:: Dataset rows ::

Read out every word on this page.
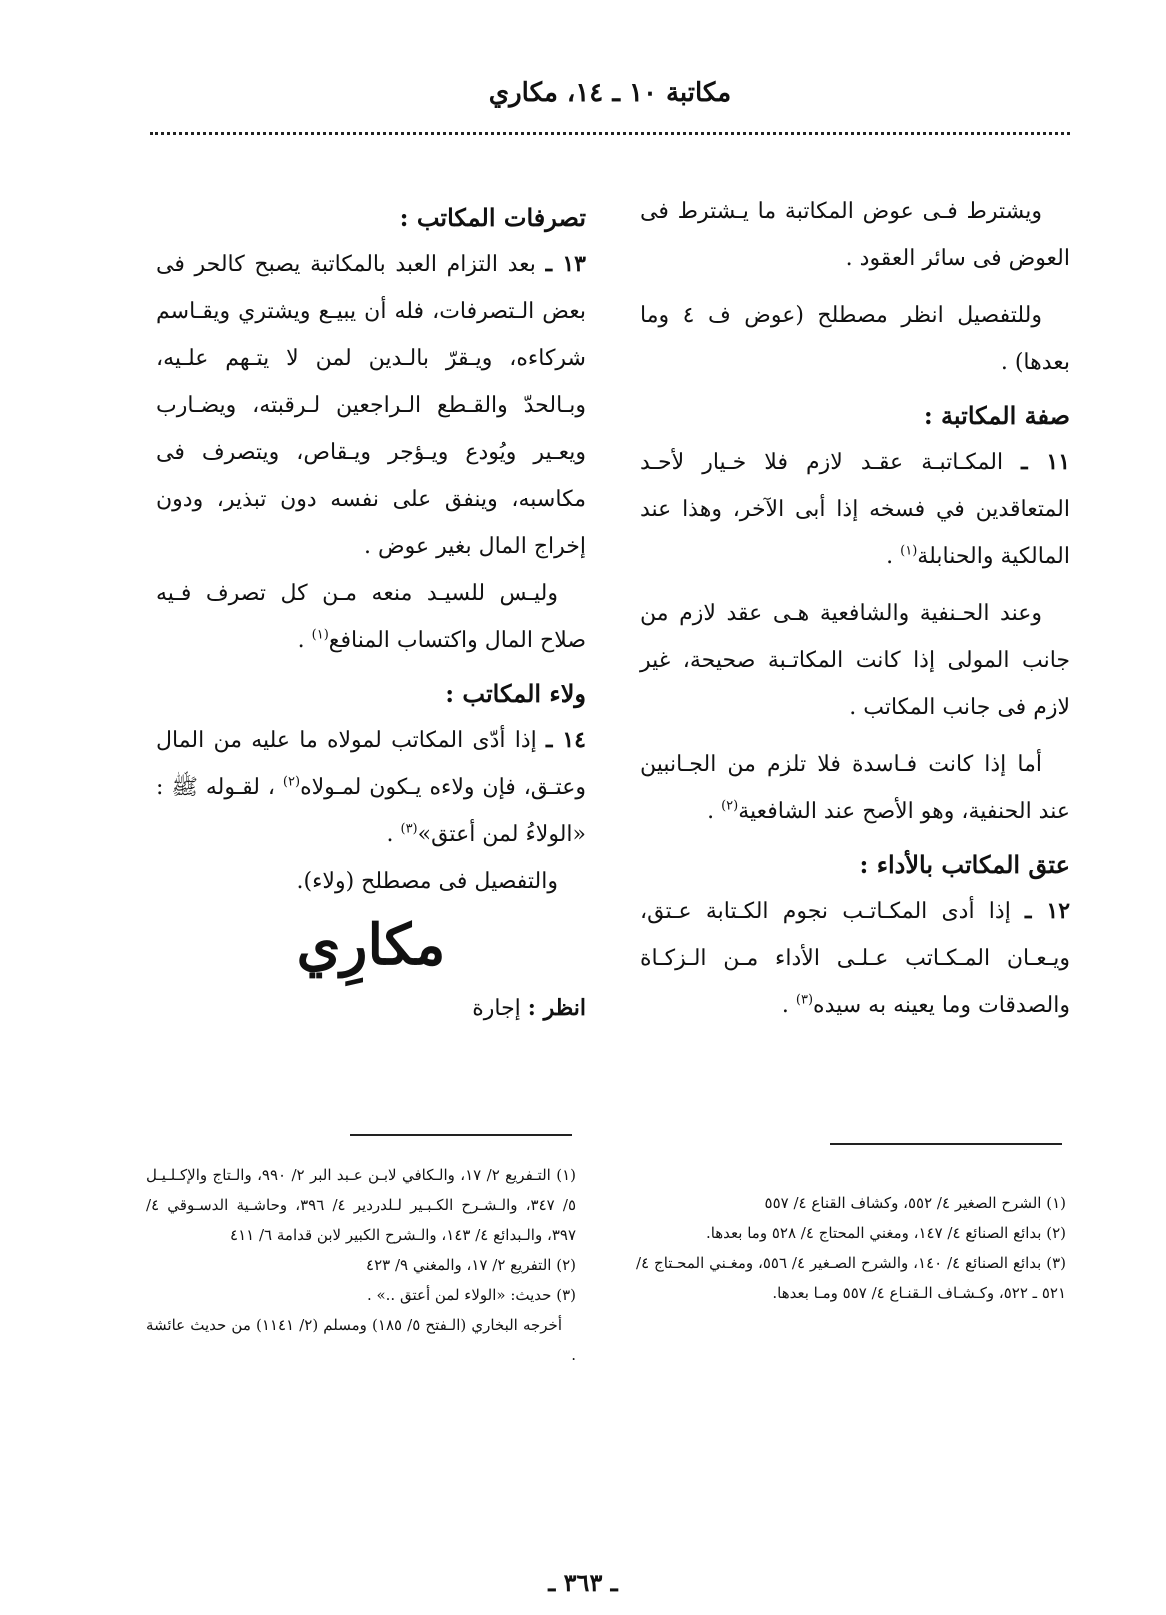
مكاتبة ١٠ ـ ١٤، مكاري

ويشترط فـى عوض المكاتبة ما يـشترط فى العوض فى سائر العقود .

وللتفصيل انظر مصطلح (عوض ف ٤ وما بعدها) .

صفة المكاتبة :

١١ ـ المكـاتبـة عقـد لازم فلا خـيار لأحـد المتعاقدين في فسخه إذا أبى الآخر، وهذا عند المالكية والحنابلة$^{(١)}$ .

وعند الحـنفية والشافعية هـى عقد لازم من جانب المولى إذا كانت المكاتـبة صحيحة، غير لازم فى جانب المكاتب .

أما إذا كانت فـاسدة فلا تلزم من الجـانبين عند الحنفية، وهو الأصح عند الشافعية$^{(٢)}$ .

عتق المكاتب بالأداء :

١٢ ـ إذا أدى المكـاتـب نجوم الكـتابة عـتق، ويـعـان المـكـاتب عـلـى الأداء مـن الـزكـاة والصدقات وما يعينه به سيده$^{(٣)}$ .

تصرفات المكاتب :

١٣ ـ بعد التزام العبد بالمكاتبة يصبح كالحر فى بعض الـتصرفات، فله أن يبيـع ويشتري ويقـاسم شركاءه، ويـقرّ بالـدين لمن لا يتـهم علـيه، وبـالحدّ والقـطع الـراجعين لـرقبته، ويضـارب ويعـير ويُودع ويـؤجر ويـقاص، ويتصرف فى مكاسبه، وينفق على نفسه دون تبذير، ودون إخراج المال بغير عوض .

وليـس للسيـد منعه مـن كل تصرف فـيه صلاح المال واكتساب المنافع$^{(١)}$ .

ولاء المكاتب :

١٤ ـ إذا أدّى المكاتب لمولاه ما عليه من المال وعتـق، فإن ولاءه يـكون لمـولاه$^{(٢)}$ ، لقـوله ﷺ : «الولاءُ لمن أعتق»$^{(٣)}$ .

والتفصيل فى مصطلح (ولاء).

مكارِي

انظر : إجارة

(١) الشرح الصغير ٤/ ٥٥٢، وكشاف القناع ٤/ ٥٥٧

(٢) بدائع الصنائع ٤/ ١٤٧، ومغني المحتاج ٤/ ٥٢٨ وما بعدها.

(٣) بدائع الصنائع ٤/ ١٤٠، والشرح الصـغير ٤/ ٥٥٦، ومغـني المحـتاج ٤/ ٥٢١ ـ ٥٢٢، وكـشـاف الـقنـاع ٤/ ٥٥٧ ومـا بعدها.

(١) التـفريع ٢/ ١٧، والـكافي لابـن عـبد البر ٢/ ٩٩٠، والـتاج والإكـلـيـل ٥/ ٣٤٧، والـشـرح الكـبـير لـلدردير ٤/ ٣٩٦، وحاشـية الدسـوقي ٤/ ٣٩٧، والـبدائع ٤/ ١٤٣، والـشرح الكبير لابن قدامة ٦/ ٤١١

(٢) التفريع ٢/ ١٧، والمغني ٩/ ٤٢٣

(٣) حديث: «الولاء لمن أعتق ..» .

أخرجه البخاري (الـفتح ٥/ ١٨٥) ومسلم (٢/ ١١٤١) من حديث عائشة .

ـ ٣٦٣ ـ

:::

• Task to carry out: Exact duplication of all the records is required; pictures are omitted from the copy.

• Expected output:
Read out every word on this page.
مكاتبة ١٠ ـ ١٤، مكاري

ويشترط فـى عوض المكاتبة ما يـشترط فى العوض فى سائر العقود .

وللتفصيل انظر مصطلح (عوض ف ٤ وما بعدها) .

صفة المكاتبة :

١١ ـ المكـاتبـة عقـد لازم فلا خـيار لأحـد المتعاقدين في فسخه إذا أبى الآخر، وهذا عند المالكية والحنابلة$^{(١)}$ .

وعند الحـنفية والشافعية هـى عقد لازم من جانب المولى إذا كانت المكاتـبة صحيحة، غير لازم فى جانب المكاتب .

أما إذا كانت فـاسدة فلا تلزم من الجـانبين عند الحنفية، وهو الأصح عند الشافعية$^{(٢)}$ .

عتق المكاتب بالأداء :

١٢ ـ إذا أدى المكـاتـب نجوم الكـتابة عـتق، ويـعـان المـكـاتب عـلـى الأداء مـن الـزكـاة والصدقات وما يعينه به سيده$^{(٣)}$ .

تصرفات المكاتب :

١٣ ـ بعد التزام العبد بالمكاتبة يصبح كالحر فى بعض الـتصرفات، فله أن يبيـع ويشتري ويقـاسم شركاءه، ويـقرّ بالـدين لمن لا يتـهم علـيه، وبـالحدّ والقـطع الـراجعين لـرقبته، ويضـارب ويعـير ويُودع ويـؤجر ويـقاص، ويتصرف فى مكاسبه، وينفق على نفسه دون تبذير، ودون إخراج المال بغير عوض .

وليـس للسيـد منعه مـن كل تصرف فـيه صلاح المال واكتساب المنافع$^{(١)}$ .

ولاء المكاتب :

١٤ ـ إذا أدّى المكاتب لمولاه ما عليه من المال وعتـق، فإن ولاءه يـكون لمـولاه$^{(٢)}$ ، لقـوله ﷺ : «الولاءُ لمن أعتق»$^{(٣)}$ .

والتفصيل فى مصطلح (ولاء).

مكارِي

انظر : إجارة

(١) الشرح الصغير ٤/ ٥٥٢، وكشاف القناع ٤/ ٥٥٧

(٢) بدائع الصنائع ٤/ ١٤٧، ومغني المحتاج ٤/ ٥٢٨ وما بعدها.

(٣) بدائع الصنائع ٤/ ١٤٠، والشرح الصـغير ٤/ ٥٥٦، ومغـني المحـتاج ٤/ ٥٢١ ـ ٥٢٢، وكـشـاف الـقنـاع ٤/ ٥٥٧ ومـا بعدها.

(١) التـفريع ٢/ ١٧، والـكافي لابـن عـبد البر ٢/ ٩٩٠، والـتاج والإكـلـيـل ٥/ ٣٤٧، والـشـرح الكـبـير لـلدردير ٤/ ٣٩٦، وحاشـية الدسـوقي ٤/ ٣٩٧، والـبدائع ٤/ ١٤٣، والـشرح الكبير لابن قدامة ٦/ ٤١١

(٢) التفريع ٢/ ١٧، والمغني ٩/ ٤٢٣

(٣) حديث: «الولاء لمن أعتق ..» .

أخرجه البخاري (الـفتح ٥/ ١٨٥) ومسلم (٢/ ١١٤١) من حديث عائشة .

ـ ٣٦٣ ـ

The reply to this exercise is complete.